REQUIRED WORK - Present each line of the records below as a numbered list, leaving out any blank lines.

AVAILABLE DATA -
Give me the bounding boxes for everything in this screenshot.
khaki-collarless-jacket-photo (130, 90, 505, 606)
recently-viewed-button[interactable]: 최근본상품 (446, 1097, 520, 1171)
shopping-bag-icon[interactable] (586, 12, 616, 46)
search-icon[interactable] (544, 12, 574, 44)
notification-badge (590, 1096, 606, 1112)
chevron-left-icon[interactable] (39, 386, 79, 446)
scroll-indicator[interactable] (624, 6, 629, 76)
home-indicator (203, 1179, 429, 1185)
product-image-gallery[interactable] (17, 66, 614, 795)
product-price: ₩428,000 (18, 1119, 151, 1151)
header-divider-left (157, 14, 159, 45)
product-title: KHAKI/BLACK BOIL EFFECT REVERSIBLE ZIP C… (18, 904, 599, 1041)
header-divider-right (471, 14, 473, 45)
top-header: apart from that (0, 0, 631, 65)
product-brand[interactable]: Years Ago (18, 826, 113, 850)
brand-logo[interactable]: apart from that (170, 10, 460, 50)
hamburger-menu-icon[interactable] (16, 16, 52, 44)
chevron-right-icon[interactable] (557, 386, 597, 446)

FINAL ANSWER -
1. Give me the bounding boxes for everything in this screenshot.
2. khaki-collarless-jacket-photo (130, 90, 505, 606)
3. recently-viewed-button[interactable]: 최근본상품 (446, 1097, 520, 1171)
4. shopping-bag-icon[interactable] (586, 12, 616, 46)
5. search-icon[interactable] (544, 12, 574, 44)
6. notification-badge (590, 1096, 606, 1112)
7. chevron-left-icon[interactable] (39, 386, 79, 446)
8. scroll-indicator[interactable] (624, 6, 629, 76)
9. home-indicator (203, 1179, 429, 1185)
10. product-image-gallery[interactable] (17, 66, 614, 795)
11. product-price: ₩428,000 (18, 1119, 151, 1151)
12. header-divider-left (157, 14, 159, 45)
13. product-title: KHAKI/BLACK BOIL EFFECT REVERSIBLE ZIP C… (18, 904, 599, 1041)
14. header-divider-right (471, 14, 473, 45)
15. top-header: apart from that (0, 0, 631, 65)
16. product-brand[interactable]: Years Ago (18, 826, 113, 850)
17. brand-logo[interactable]: apart from that (170, 10, 460, 50)
18. hamburger-menu-icon[interactable] (16, 16, 52, 44)
19. chevron-right-icon[interactable] (557, 386, 597, 446)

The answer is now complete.